_What this task involves_
Copy each line exactly.

_Material for this task_

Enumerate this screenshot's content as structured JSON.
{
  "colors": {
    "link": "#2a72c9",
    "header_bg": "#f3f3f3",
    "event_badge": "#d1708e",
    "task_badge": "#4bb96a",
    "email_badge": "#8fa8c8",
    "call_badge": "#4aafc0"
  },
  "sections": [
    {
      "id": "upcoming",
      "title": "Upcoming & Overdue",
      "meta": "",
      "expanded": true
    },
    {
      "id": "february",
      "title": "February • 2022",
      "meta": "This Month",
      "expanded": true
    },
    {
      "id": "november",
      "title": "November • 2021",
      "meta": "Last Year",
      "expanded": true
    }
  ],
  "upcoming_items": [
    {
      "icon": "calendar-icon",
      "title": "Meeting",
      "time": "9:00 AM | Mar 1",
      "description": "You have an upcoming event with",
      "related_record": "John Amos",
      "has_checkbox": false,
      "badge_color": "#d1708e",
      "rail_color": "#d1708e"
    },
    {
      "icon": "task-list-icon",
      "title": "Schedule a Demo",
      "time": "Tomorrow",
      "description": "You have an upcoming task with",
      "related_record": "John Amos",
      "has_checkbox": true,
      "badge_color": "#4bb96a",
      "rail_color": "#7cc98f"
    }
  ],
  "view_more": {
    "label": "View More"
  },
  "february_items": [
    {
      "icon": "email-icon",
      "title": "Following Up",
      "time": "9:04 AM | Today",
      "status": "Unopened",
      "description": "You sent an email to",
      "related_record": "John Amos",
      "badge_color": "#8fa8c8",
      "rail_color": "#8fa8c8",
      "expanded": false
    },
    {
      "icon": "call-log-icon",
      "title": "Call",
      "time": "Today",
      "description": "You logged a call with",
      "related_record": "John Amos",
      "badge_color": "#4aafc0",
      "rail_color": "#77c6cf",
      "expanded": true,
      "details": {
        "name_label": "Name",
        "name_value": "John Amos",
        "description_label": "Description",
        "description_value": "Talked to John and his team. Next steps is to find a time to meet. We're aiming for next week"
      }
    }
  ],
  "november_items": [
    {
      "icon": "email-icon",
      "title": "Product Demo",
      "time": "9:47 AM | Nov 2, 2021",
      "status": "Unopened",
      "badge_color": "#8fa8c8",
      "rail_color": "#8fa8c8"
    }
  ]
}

_Expected output_
Enumerate this screenshot's content as structured JSON.
{
  "colors": {
    "link": "#2a72c9",
    "header_bg": "#f3f3f3",
    "event_badge": "#d1708e",
    "task_badge": "#4bb96a",
    "email_badge": "#8fa8c8",
    "call_badge": "#4aafc0"
  },
  "sections": [
    {
      "id": "upcoming",
      "title": "Upcoming & Overdue",
      "meta": "",
      "expanded": true
    },
    {
      "id": "february",
      "title": "February • 2022",
      "meta": "This Month",
      "expanded": true
    },
    {
      "id": "november",
      "title": "November • 2021",
      "meta": "Last Year",
      "expanded": true
    }
  ],
  "upcoming_items": [
    {
      "icon": "calendar-icon",
      "title": "Meeting",
      "time": "9:00 AM | Mar 1",
      "description": "You have an upcoming event with",
      "related_record": "John Amos",
      "has_checkbox": false,
      "badge_color": "#d1708e",
      "rail_color": "#d1708e"
    },
    {
      "icon": "task-list-icon",
      "title": "Schedule a Demo",
      "time": "Tomorrow",
      "description": "You have an upcoming task with",
      "related_record": "John Amos",
      "has_checkbox": true,
      "badge_color": "#4bb96a",
      "rail_color": "#7cc98f"
    }
  ],
  "view_more": {
    "label": "View More"
  },
  "february_items": [
    {
      "icon": "email-icon",
      "title": "Following Up",
      "time": "9:04 AM | Today",
      "status": "Unopened",
      "description": "You sent an email to",
      "related_record": "John Amos",
      "badge_color": "#8fa8c8",
      "rail_color": "#8fa8c8",
      "expanded": false
    },
    {
      "icon": "call-log-icon",
      "title": "Call",
      "time": "Today",
      "description": "You logged a call with",
      "related_record": "John Amos",
      "badge_color": "#4aafc0",
      "rail_color": "#77c6cf",
      "expanded": true,
      "details": {
        "name_label": "Name",
        "name_value": "John Amos",
        "description_label": "Description",
        "description_value": "Talked to John and his team. Next steps is to find a time to meet. We're aiming for next week"
      }
    }
  ],
  "november_items": [
    {
      "icon": "email-icon",
      "title": "Product Demo",
      "time": "9:47 AM | Nov 2, 2021",
      "status": "Unopened",
      "badge_color": "#8fa8c8",
      "rail_color": "#8fa8c8"
    }
  ]
}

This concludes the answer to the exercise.